### Task directions
Output all the data exactly. Pictures do not belong in the copy.

### Materials provided
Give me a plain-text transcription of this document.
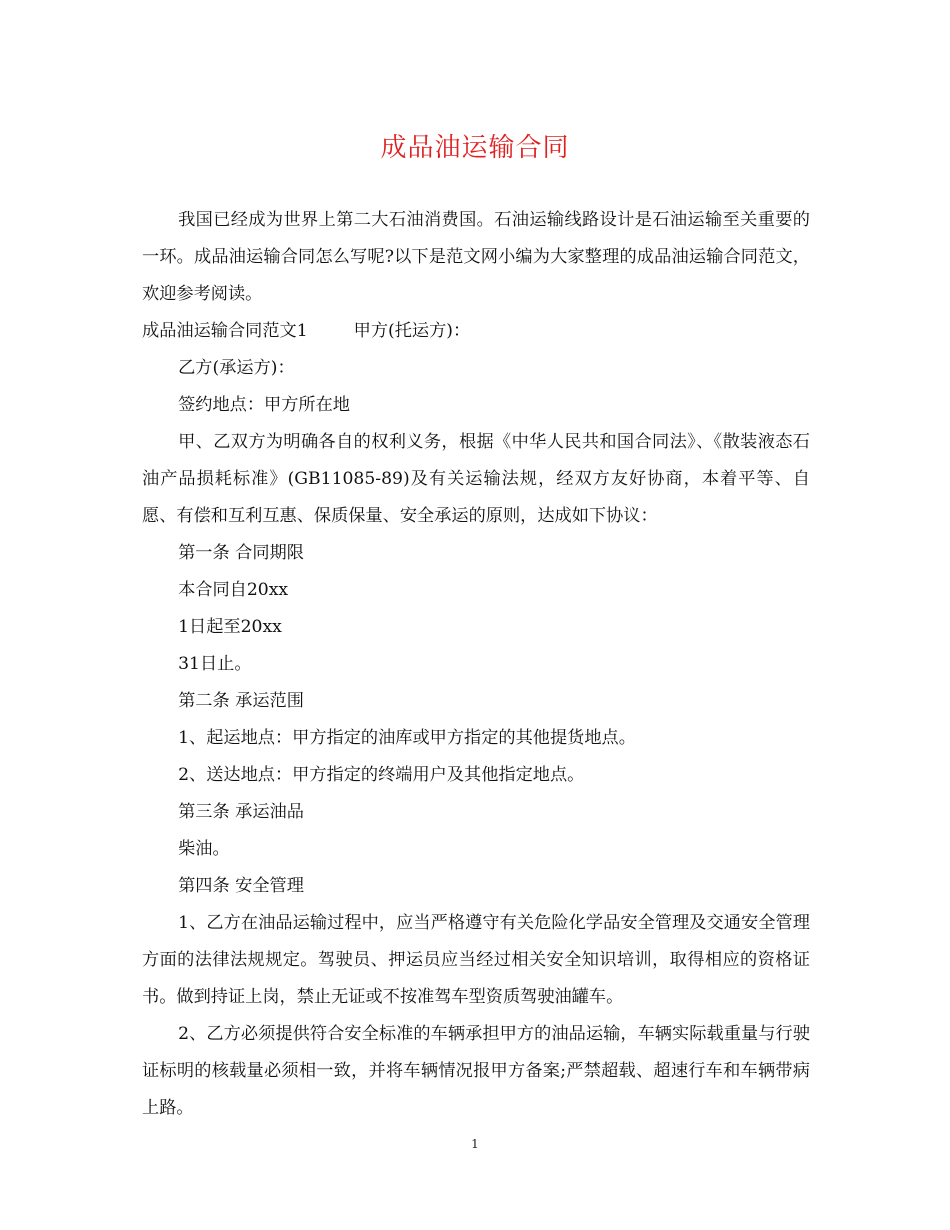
成品油运输合同

我国已经成为世界上第二大石油消费国。石油运输线路设计是石油运输至关重要的一环。成品油运输合同怎么写呢?以下是范文网小编为大家整理的成品油运输合同范文，欢迎参考阅读。

成品油运输合同范文1	甲方(托运方)：

乙方(承运方)：

签约地点：甲方所在地

甲、乙双方为明确各自的权利义务，根据《中华人民共和国合同法》、《散装液态石油产品损耗标准》(GB11085-89)及有关运输法规，经双方友好协商，本着平等、自愿、有偿和互利互惠、保质保量、安全承运的原则，达成如下协议：

第一条 合同期限

本合同自20xx

1日起至20xx

31日止。

第二条 承运范围

1、起运地点：甲方指定的油库或甲方指定的其他提货地点。

2、送达地点：甲方指定的终端用户及其他指定地点。

第三条 承运油品

柴油。

第四条 安全管理

1、乙方在油品运输过程中，应当严格遵守有关危险化学品安全管理及交通安全管理方面的法律法规规定。驾驶员、押运员应当经过相关安全知识培训，取得相应的资格证书。做到持证上岗，禁止无证或不按准驾车型资质驾驶油罐车。

2、乙方必须提供符合安全标准的车辆承担甲方的油品运输，车辆实际载重量与行驶证标明的核载量必须相一致，并将车辆情况报甲方备案;严禁超载、超速行车和车辆带病上路。

1
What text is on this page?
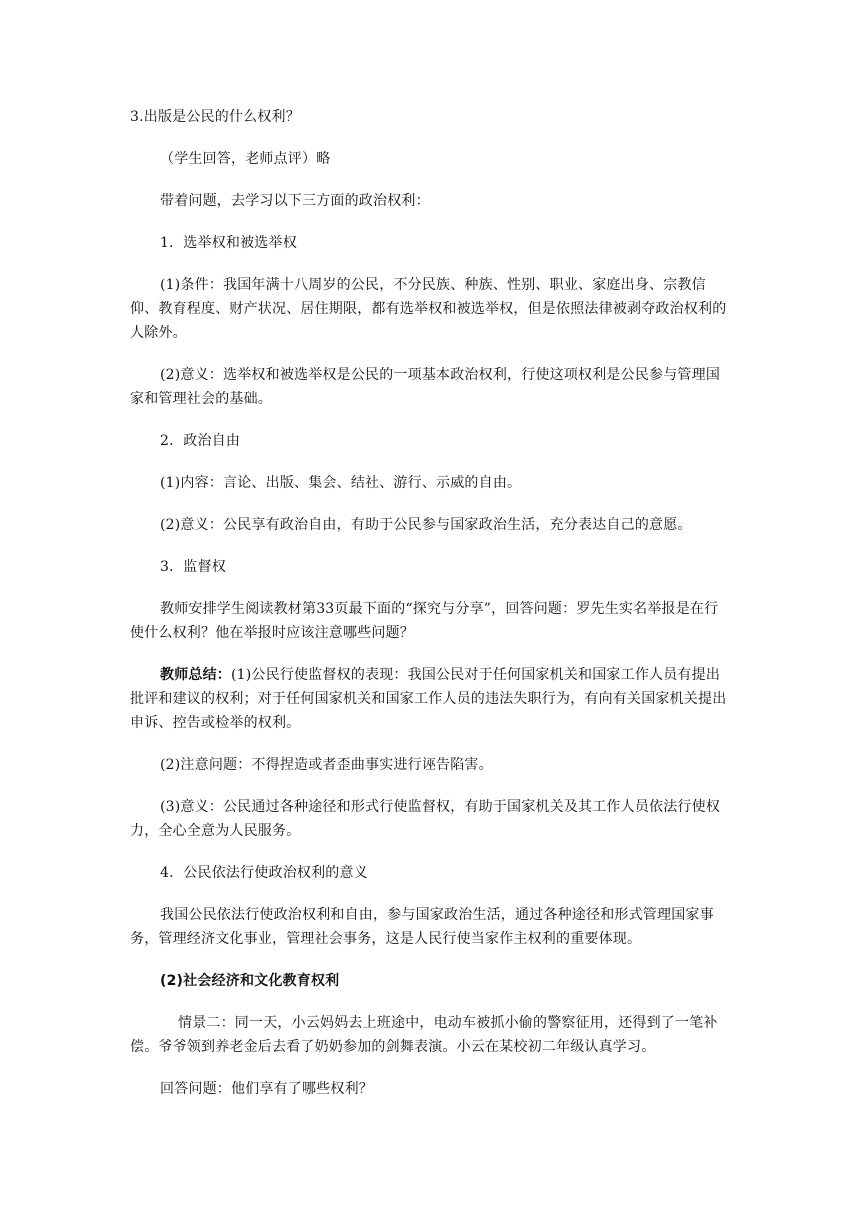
3.出版是公民的什么权利？

（学生回答，老师点评）略

带着问题，去学习以下三方面的政治权利：

1．选举权和被选举权

(1)条件：我国年满十八周岁的公民，不分民族、种族、性别、职业、家庭出身、宗教信仰、教育程度、财产状况、居住期限，都有选举权和被选举权，但是依照法律被剥夺政治权利的人除外。

(2)意义：选举权和被选举权是公民的一项基本政治权利，行使这项权利是公民参与管理国家和管理社会的基础。

2．政治自由

(1)内容：言论、出版、集会、结社、游行、示威的自由。

(2)意义：公民享有政治自由，有助于公民参与国家政治生活，充分表达自己的意愿。

3．监督权

教师安排学生阅读教材第33页最下面的“探究与分享”，回答问题：罗先生实名举报是在行使什么权利？他在举报时应该注意哪些问题？

教师总结：(1)公民行使监督权的表现：我国公民对于任何国家机关和国家工作人员有提出批评和建议的权利；对于任何国家机关和国家工作人员的违法失职行为，有向有关国家机关提出申诉、控告或检举的权利。

(2)注意问题：不得捏造或者歪曲事实进行诬告陷害。

(3)意义：公民通过各种途径和形式行使监督权，有助于国家机关及其工作人员依法行使权力，全心全意为人民服务。

4．公民依法行使政治权利的意义

我国公民依法行使政治权利和自由，参与国家政治生活，通过各种途径和形式管理国家事务，管理经济文化事业，管理社会事务，这是人民行使当家作主权利的重要体现。

(2)社会经济和文化教育权利

情景二：同一天，小云妈妈去上班途中，电动车被抓小偷的警察征用，还得到了一笔补偿。爷爷领到养老金后去看了奶奶参加的剑舞表演。小云在某校初二年级认真学习。

回答问题：他们享有了哪些权利？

### Written solution
Give me a plain-text transcription of this document.
成品油运输合同

我国已经成为世界上第二大石油消费国。石油运输线路设计是石油运输至关重要的一环。成品油运输合同怎么写呢?以下是范文网小编为大家整理的成品油运输合同范文，欢迎参考阅读。

成品油运输合同范文1	甲方(托运方)：

乙方(承运方)：

签约地点：甲方所在地

甲、乙双方为明确各自的权利义务，根据《中华人民共和国合同法》、《散装液态石油产品损耗标准》(GB11085-89)及有关运输法规，经双方友好协商，本着平等、自愿、有偿和互利互惠、保质保量、安全承运的原则，达成如下协议：

第一条 合同期限

本合同自20xx

1日起至20xx

31日止。

第二条 承运范围

1、起运地点：甲方指定的油库或甲方指定的其他提货地点。

2、送达地点：甲方指定的终端用户及其他指定地点。

第三条 承运油品

柴油。

第四条 安全管理

1、乙方在油品运输过程中，应当严格遵守有关危险化学品安全管理及交通安全管理方面的法律法规规定。驾驶员、押运员应当经过相关安全知识培训，取得相应的资格证书。做到持证上岗，禁止无证或不按准驾车型资质驾驶油罐车。

2、乙方必须提供符合安全标准的车辆承担甲方的油品运输，车辆实际载重量与行驶证标明的核载量必须相一致，并将车辆情况报甲方备案;严禁超载、超速行车和车辆带病上路。

1
What text is on this page?
3.出版是公民的什么权利？

（学生回答，老师点评）略

带着问题，去学习以下三方面的政治权利：

1．选举权和被选举权

(1)条件：我国年满十八周岁的公民，不分民族、种族、性别、职业、家庭出身、宗教信仰、教育程度、财产状况、居住期限，都有选举权和被选举权，但是依照法律被剥夺政治权利的人除外。

(2)意义：选举权和被选举权是公民的一项基本政治权利，行使这项权利是公民参与管理国家和管理社会的基础。

2．政治自由

(1)内容：言论、出版、集会、结社、游行、示威的自由。

(2)意义：公民享有政治自由，有助于公民参与国家政治生活，充分表达自己的意愿。

3．监督权

教师安排学生阅读教材第33页最下面的“探究与分享”，回答问题：罗先生实名举报是在行使什么权利？他在举报时应该注意哪些问题？

教师总结：(1)公民行使监督权的表现：我国公民对于任何国家机关和国家工作人员有提出批评和建议的权利；对于任何国家机关和国家工作人员的违法失职行为，有向有关国家机关提出申诉、控告或检举的权利。

(2)注意问题：不得捏造或者歪曲事实进行诬告陷害。

(3)意义：公民通过各种途径和形式行使监督权，有助于国家机关及其工作人员依法行使权力，全心全意为人民服务。

4．公民依法行使政治权利的意义

我国公民依法行使政治权利和自由，参与国家政治生活，通过各种途径和形式管理国家事务，管理经济文化事业，管理社会事务，这是人民行使当家作主权利的重要体现。

(2)社会经济和文化教育权利

情景二：同一天，小云妈妈去上班途中，电动车被抓小偷的警察征用，还得到了一笔补偿。爷爷领到养老金后去看了奶奶参加的剑舞表演。小云在某校初二年级认真学习。

回答问题：他们享有了哪些权利？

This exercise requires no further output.